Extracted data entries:
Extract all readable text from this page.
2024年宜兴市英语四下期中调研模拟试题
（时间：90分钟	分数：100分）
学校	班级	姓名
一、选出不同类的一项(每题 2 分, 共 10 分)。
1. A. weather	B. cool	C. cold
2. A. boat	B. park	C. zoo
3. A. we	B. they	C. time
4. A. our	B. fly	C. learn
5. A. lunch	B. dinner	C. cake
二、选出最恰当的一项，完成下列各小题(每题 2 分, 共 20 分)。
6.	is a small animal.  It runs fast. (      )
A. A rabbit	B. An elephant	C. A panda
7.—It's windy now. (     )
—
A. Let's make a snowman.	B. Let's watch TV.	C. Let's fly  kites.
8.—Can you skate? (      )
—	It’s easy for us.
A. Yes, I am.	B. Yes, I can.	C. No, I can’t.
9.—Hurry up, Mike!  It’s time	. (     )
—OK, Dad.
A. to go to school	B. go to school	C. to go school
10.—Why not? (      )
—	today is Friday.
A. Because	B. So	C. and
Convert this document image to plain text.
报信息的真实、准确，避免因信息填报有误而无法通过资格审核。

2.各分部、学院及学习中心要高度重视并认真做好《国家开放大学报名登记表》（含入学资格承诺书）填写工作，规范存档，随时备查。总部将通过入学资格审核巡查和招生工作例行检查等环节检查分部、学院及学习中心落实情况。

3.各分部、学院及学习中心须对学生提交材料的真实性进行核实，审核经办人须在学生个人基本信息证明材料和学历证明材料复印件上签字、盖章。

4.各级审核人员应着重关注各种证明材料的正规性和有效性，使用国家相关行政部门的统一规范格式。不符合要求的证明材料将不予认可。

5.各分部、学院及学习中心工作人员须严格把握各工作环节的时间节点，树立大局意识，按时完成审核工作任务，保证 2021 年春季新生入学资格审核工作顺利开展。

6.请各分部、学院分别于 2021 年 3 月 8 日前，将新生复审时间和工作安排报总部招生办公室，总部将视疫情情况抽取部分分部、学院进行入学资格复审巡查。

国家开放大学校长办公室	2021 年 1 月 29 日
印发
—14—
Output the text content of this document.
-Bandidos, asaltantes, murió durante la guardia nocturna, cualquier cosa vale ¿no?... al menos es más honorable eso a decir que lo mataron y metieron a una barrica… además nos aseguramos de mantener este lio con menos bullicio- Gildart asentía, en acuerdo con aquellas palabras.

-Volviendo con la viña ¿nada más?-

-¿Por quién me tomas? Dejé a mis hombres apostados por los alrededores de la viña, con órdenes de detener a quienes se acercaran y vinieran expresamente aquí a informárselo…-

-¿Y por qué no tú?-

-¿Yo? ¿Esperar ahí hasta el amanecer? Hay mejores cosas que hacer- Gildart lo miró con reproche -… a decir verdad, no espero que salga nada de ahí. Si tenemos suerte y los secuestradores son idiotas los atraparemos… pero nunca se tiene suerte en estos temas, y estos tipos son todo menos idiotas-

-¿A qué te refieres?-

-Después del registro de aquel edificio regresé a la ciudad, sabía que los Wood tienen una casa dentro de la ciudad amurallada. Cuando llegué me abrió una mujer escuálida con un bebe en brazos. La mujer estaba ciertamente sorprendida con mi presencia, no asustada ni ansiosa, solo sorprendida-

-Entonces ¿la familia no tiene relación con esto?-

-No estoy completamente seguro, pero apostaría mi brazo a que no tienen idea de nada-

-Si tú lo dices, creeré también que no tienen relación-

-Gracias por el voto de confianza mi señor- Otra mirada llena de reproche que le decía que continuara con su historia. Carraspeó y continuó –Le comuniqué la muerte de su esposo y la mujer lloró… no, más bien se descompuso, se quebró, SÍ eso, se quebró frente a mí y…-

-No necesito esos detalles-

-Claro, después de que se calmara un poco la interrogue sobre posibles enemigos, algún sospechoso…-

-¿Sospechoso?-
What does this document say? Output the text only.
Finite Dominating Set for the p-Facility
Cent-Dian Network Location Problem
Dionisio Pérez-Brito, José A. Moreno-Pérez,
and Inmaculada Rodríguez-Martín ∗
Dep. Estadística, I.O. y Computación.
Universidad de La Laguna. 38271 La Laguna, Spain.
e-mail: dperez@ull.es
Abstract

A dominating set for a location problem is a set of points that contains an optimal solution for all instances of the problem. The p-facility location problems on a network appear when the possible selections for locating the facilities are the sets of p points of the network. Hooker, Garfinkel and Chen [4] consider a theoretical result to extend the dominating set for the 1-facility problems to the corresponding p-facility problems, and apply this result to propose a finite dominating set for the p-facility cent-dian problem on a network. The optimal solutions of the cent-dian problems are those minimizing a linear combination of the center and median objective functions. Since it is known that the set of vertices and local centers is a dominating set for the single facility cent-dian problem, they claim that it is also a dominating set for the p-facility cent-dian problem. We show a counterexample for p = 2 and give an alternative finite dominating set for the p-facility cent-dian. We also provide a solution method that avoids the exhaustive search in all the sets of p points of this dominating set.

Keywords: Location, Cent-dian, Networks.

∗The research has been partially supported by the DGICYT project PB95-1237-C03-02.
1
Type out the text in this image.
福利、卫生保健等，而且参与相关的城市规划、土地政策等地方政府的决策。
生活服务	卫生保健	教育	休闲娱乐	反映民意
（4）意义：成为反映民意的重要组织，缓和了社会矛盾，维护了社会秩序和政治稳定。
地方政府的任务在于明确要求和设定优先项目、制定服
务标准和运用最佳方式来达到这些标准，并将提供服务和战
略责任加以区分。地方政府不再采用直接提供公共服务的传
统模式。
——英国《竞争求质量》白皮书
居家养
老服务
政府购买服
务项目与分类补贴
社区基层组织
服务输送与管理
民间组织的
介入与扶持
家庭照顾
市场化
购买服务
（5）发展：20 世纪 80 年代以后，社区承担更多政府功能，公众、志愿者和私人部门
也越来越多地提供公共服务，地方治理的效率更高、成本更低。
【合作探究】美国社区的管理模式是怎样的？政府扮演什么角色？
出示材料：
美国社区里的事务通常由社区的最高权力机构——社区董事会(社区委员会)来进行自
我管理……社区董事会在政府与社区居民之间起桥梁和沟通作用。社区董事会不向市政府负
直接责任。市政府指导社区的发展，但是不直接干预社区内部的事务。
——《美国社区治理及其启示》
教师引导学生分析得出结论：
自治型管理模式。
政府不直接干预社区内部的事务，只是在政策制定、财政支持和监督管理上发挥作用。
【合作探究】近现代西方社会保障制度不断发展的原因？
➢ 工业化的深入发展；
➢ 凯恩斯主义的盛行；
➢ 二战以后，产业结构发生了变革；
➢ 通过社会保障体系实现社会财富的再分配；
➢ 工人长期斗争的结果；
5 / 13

◆ Task directions
Extract the whole listing, character for character.

◆ Reply
Extract all readable text from this page.
2024年宜兴市英语四下期中调研模拟试题
（时间：90分钟	分数：100分）
学校	班级	姓名
一、选出不同类的一项(每题 2 分, 共 10 分)。
1. A. weather	B. cool	C. cold
2. A. boat	B. park	C. zoo
3. A. we	B. they	C. time
4. A. our	B. fly	C. learn
5. A. lunch	B. dinner	C. cake
二、选出最恰当的一项，完成下列各小题(每题 2 分, 共 20 分)。
6.	is a small animal.  It runs fast. (      )
A. A rabbit	B. An elephant	C. A panda
7.—It's windy now. (     )
—
A. Let's make a snowman.	B. Let's watch TV.	C. Let's fly  kites.
8.—Can you skate? (      )
—	It’s easy for us.
A. Yes, I am.	B. Yes, I can.	C. No, I can’t.
9.—Hurry up, Mike!  It’s time	. (     )
—OK, Dad.
A. to go to school	B. go to school	C. to go school
10.—Why not? (      )
—	today is Friday.
A. Because	B. So	C. and
Convert this document image to plain text.
报信息的真实、准确，避免因信息填报有误而无法通过资格审核。

2.各分部、学院及学习中心要高度重视并认真做好《国家开放大学报名登记表》（含入学资格承诺书）填写工作，规范存档，随时备查。总部将通过入学资格审核巡查和招生工作例行检查等环节检查分部、学院及学习中心落实情况。

3.各分部、学院及学习中心须对学生提交材料的真实性进行核实，审核经办人须在学生个人基本信息证明材料和学历证明材料复印件上签字、盖章。

4.各级审核人员应着重关注各种证明材料的正规性和有效性，使用国家相关行政部门的统一规范格式。不符合要求的证明材料将不予认可。

5.各分部、学院及学习中心工作人员须严格把握各工作环节的时间节点，树立大局意识，按时完成审核工作任务，保证 2021 年春季新生入学资格审核工作顺利开展。

6.请各分部、学院分别于 2021 年 3 月 8 日前，将新生复审时间和工作安排报总部招生办公室，总部将视疫情情况抽取部分分部、学院进行入学资格复审巡查。

国家开放大学校长办公室	2021 年 1 月 29 日
印发
—14—
Output the text content of this document.
-Bandidos, asaltantes, murió durante la guardia nocturna, cualquier cosa vale ¿no?... al menos es más honorable eso a decir que lo mataron y metieron a una barrica… además nos aseguramos de mantener este lio con menos bullicio- Gildart asentía, en acuerdo con aquellas palabras.

-Volviendo con la viña ¿nada más?-

-¿Por quién me tomas? Dejé a mis hombres apostados por los alrededores de la viña, con órdenes de detener a quienes se acercaran y vinieran expresamente aquí a informárselo…-

-¿Y por qué no tú?-

-¿Yo? ¿Esperar ahí hasta el amanecer? Hay mejores cosas que hacer- Gildart lo miró con reproche -… a decir verdad, no espero que salga nada de ahí. Si tenemos suerte y los secuestradores son idiotas los atraparemos… pero nunca se tiene suerte en estos temas, y estos tipos son todo menos idiotas-

-¿A qué te refieres?-

-Después del registro de aquel edificio regresé a la ciudad, sabía que los Wood tienen una casa dentro de la ciudad amurallada. Cuando llegué me abrió una mujer escuálida con un bebe en brazos. La mujer estaba ciertamente sorprendida con mi presencia, no asustada ni ansiosa, solo sorprendida-

-Entonces ¿la familia no tiene relación con esto?-

-No estoy completamente seguro, pero apostaría mi brazo a que no tienen idea de nada-

-Si tú lo dices, creeré también que no tienen relación-

-Gracias por el voto de confianza mi señor- Otra mirada llena de reproche que le decía que continuara con su historia. Carraspeó y continuó –Le comuniqué la muerte de su esposo y la mujer lloró… no, más bien se descompuso, se quebró, SÍ eso, se quebró frente a mí y…-

-No necesito esos detalles-

-Claro, después de que se calmara un poco la interrogue sobre posibles enemigos, algún sospechoso…-

-¿Sospechoso?-
What does this document say? Output the text only.
Finite Dominating Set for the p-Facility
Cent-Dian Network Location Problem
Dionisio Pérez-Brito, José A. Moreno-Pérez,
and Inmaculada Rodríguez-Martín ∗
Dep. Estadística, I.O. y Computación.
Universidad de La Laguna. 38271 La Laguna, Spain.
e-mail: dperez@ull.es
Abstract

A dominating set for a location problem is a set of points that contains an optimal solution for all instances of the problem. The p-facility location problems on a network appear when the possible selections for locating the facilities are the sets of p points of the network. Hooker, Garfinkel and Chen [4] consider a theoretical result to extend the dominating set for the 1-facility problems to the corresponding p-facility problems, and apply this result to propose a finite dominating set for the p-facility cent-dian problem on a network. The optimal solutions of the cent-dian problems are those minimizing a linear combination of the center and median objective functions. Since it is known that the set of vertices and local centers is a dominating set for the single facility cent-dian problem, they claim that it is also a dominating set for the p-facility cent-dian problem. We show a counterexample for p = 2 and give an alternative finite dominating set for the p-facility cent-dian. We also provide a solution method that avoids the exhaustive search in all the sets of p points of this dominating set.

Keywords: Location, Cent-dian, Networks.

∗The research has been partially supported by the DGICYT project PB95-1237-C03-02.
1
Type out the text in this image.
福利、卫生保健等，而且参与相关的城市规划、土地政策等地方政府的决策。
生活服务	卫生保健	教育	休闲娱乐	反映民意
（4）意义：成为反映民意的重要组织，缓和了社会矛盾，维护了社会秩序和政治稳定。
地方政府的任务在于明确要求和设定优先项目、制定服
务标准和运用最佳方式来达到这些标准，并将提供服务和战
略责任加以区分。地方政府不再采用直接提供公共服务的传
统模式。
——英国《竞争求质量》白皮书
居家养
老服务
政府购买服
务项目与分类补贴
社区基层组织
服务输送与管理
民间组织的
介入与扶持
家庭照顾
市场化
购买服务
（5）发展：20 世纪 80 年代以后，社区承担更多政府功能，公众、志愿者和私人部门
也越来越多地提供公共服务，地方治理的效率更高、成本更低。
【合作探究】美国社区的管理模式是怎样的？政府扮演什么角色？
出示材料：
美国社区里的事务通常由社区的最高权力机构——社区董事会(社区委员会)来进行自
我管理……社区董事会在政府与社区居民之间起桥梁和沟通作用。社区董事会不向市政府负
直接责任。市政府指导社区的发展，但是不直接干预社区内部的事务。
——《美国社区治理及其启示》
教师引导学生分析得出结论：
自治型管理模式。
政府不直接干预社区内部的事务，只是在政策制定、财政支持和监督管理上发挥作用。
【合作探究】近现代西方社会保障制度不断发展的原因？
➢ 工业化的深入发展；
➢ 凯恩斯主义的盛行；
➢ 二战以后，产业结构发生了变革；
➢ 通过社会保障体系实现社会财富的再分配；
➢ 工人长期斗争的结果；
5 / 13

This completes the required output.